_Challenge_. From the listing below, return each line that includes "Order".

_Record list_.
§ §

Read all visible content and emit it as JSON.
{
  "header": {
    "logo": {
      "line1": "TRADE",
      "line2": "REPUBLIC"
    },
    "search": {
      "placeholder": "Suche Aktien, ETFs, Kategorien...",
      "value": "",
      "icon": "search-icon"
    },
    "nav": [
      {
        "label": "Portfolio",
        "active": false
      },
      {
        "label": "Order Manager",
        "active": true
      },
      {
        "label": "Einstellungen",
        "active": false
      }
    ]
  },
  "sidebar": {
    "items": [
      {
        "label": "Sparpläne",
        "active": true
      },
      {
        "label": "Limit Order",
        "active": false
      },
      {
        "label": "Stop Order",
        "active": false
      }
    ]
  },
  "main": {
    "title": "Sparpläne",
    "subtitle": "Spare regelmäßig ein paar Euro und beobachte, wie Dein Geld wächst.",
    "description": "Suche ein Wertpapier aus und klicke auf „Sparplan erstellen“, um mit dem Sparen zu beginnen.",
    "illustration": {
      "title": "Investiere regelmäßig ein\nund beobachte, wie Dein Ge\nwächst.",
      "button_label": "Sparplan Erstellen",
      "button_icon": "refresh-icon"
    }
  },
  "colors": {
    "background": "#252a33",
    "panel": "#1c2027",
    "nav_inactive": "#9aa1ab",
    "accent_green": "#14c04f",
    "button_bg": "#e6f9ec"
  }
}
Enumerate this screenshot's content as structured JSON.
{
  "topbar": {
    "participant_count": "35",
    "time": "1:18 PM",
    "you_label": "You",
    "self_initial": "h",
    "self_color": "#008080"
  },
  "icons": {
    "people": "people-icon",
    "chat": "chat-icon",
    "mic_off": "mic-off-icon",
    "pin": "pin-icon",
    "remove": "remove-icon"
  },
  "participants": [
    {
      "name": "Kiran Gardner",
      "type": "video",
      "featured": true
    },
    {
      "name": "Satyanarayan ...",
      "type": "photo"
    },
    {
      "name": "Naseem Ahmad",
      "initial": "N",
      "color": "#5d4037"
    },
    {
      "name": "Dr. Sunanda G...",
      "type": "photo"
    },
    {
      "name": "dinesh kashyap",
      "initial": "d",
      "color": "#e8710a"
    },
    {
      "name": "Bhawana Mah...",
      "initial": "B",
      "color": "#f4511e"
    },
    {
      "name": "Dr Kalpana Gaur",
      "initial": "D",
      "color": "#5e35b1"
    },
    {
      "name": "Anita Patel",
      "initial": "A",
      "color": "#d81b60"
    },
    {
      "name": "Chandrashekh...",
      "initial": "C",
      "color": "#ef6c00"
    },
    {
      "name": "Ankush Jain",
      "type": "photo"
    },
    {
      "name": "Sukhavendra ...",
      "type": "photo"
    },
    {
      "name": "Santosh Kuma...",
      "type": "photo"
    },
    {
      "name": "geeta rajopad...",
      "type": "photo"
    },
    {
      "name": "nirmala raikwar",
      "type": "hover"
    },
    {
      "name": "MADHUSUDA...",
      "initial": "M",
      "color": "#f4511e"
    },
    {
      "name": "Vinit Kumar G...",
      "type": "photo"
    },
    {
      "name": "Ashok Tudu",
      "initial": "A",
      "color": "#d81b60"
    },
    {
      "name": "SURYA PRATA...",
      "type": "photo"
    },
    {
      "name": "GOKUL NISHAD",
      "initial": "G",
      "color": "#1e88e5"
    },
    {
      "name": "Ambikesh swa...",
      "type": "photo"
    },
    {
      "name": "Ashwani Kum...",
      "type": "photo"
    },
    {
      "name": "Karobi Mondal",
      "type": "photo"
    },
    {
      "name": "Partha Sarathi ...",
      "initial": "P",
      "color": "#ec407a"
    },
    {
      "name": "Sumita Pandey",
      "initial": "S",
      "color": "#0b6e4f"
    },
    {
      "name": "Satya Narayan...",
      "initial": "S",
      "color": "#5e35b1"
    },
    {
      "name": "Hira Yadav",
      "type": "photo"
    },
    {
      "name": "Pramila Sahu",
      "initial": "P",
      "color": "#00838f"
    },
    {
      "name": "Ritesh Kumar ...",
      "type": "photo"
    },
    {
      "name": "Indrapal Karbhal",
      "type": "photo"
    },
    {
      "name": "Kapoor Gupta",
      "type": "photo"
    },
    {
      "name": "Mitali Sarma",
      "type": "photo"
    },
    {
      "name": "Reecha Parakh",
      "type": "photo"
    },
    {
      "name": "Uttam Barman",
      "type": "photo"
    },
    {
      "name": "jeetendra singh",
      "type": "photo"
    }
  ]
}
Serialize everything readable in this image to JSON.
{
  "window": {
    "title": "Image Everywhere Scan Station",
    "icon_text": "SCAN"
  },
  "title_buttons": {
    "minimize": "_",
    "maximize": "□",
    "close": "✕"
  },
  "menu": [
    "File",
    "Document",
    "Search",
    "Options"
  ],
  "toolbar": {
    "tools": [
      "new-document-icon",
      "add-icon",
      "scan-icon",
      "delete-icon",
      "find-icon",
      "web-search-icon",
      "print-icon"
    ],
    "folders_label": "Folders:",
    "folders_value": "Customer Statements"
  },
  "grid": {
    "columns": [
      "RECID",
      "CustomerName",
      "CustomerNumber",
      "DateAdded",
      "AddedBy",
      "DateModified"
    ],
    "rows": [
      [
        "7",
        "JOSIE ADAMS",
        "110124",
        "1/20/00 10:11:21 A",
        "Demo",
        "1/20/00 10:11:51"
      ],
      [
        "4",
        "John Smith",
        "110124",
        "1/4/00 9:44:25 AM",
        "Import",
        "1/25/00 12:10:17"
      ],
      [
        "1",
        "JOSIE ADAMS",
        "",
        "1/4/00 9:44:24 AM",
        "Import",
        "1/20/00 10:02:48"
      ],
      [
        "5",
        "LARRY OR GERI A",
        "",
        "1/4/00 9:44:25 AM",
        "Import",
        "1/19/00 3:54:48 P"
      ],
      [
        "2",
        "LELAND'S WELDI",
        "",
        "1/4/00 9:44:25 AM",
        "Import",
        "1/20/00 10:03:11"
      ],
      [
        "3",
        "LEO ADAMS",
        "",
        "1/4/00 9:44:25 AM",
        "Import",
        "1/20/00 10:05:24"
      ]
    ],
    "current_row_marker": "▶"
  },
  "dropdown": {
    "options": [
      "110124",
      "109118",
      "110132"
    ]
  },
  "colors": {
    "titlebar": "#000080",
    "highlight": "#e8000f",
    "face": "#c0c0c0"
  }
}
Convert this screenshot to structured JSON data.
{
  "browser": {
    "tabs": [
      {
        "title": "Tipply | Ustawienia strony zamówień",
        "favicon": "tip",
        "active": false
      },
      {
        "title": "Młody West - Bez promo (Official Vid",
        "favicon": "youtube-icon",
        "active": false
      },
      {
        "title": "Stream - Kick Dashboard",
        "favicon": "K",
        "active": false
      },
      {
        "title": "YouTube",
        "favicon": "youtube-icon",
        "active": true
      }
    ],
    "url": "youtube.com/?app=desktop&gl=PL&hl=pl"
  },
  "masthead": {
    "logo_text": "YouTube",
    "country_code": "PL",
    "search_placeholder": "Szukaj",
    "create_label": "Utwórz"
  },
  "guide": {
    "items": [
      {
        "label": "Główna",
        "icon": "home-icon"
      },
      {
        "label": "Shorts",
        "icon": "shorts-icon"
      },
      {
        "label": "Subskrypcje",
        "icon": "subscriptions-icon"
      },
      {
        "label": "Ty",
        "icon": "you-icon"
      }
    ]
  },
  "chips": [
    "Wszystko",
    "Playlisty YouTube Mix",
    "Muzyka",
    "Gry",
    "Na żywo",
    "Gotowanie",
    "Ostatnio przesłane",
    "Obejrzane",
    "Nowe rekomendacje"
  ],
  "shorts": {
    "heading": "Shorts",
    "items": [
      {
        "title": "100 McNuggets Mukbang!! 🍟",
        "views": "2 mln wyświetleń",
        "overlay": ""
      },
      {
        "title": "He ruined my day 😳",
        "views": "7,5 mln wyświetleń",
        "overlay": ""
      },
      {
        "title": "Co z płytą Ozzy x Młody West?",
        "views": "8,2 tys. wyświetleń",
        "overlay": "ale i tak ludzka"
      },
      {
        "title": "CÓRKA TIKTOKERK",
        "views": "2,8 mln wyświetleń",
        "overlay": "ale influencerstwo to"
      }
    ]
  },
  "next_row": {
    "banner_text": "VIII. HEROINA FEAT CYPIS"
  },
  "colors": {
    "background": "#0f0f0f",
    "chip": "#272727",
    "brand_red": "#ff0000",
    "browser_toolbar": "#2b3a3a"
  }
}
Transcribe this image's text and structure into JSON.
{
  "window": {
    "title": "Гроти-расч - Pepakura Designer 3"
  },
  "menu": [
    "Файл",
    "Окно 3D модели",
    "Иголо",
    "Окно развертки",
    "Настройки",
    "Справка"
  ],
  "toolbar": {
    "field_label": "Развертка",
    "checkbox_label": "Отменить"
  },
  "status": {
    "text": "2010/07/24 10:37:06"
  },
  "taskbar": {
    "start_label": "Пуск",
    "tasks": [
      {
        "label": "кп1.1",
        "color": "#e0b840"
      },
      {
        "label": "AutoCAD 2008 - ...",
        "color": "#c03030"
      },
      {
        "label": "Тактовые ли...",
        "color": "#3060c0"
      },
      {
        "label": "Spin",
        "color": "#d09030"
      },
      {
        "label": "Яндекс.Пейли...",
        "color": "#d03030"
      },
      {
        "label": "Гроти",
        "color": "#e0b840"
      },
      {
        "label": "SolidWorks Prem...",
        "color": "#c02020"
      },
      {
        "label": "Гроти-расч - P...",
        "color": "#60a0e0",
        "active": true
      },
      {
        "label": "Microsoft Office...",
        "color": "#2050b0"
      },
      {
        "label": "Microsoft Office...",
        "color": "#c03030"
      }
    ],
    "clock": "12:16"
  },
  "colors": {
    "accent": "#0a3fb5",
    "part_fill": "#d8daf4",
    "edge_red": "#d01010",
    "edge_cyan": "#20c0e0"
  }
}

§ §

_Solution for this task_.
        "label": "Order Manager",
        "label": "Limit Order",
        "label": "Stop Order",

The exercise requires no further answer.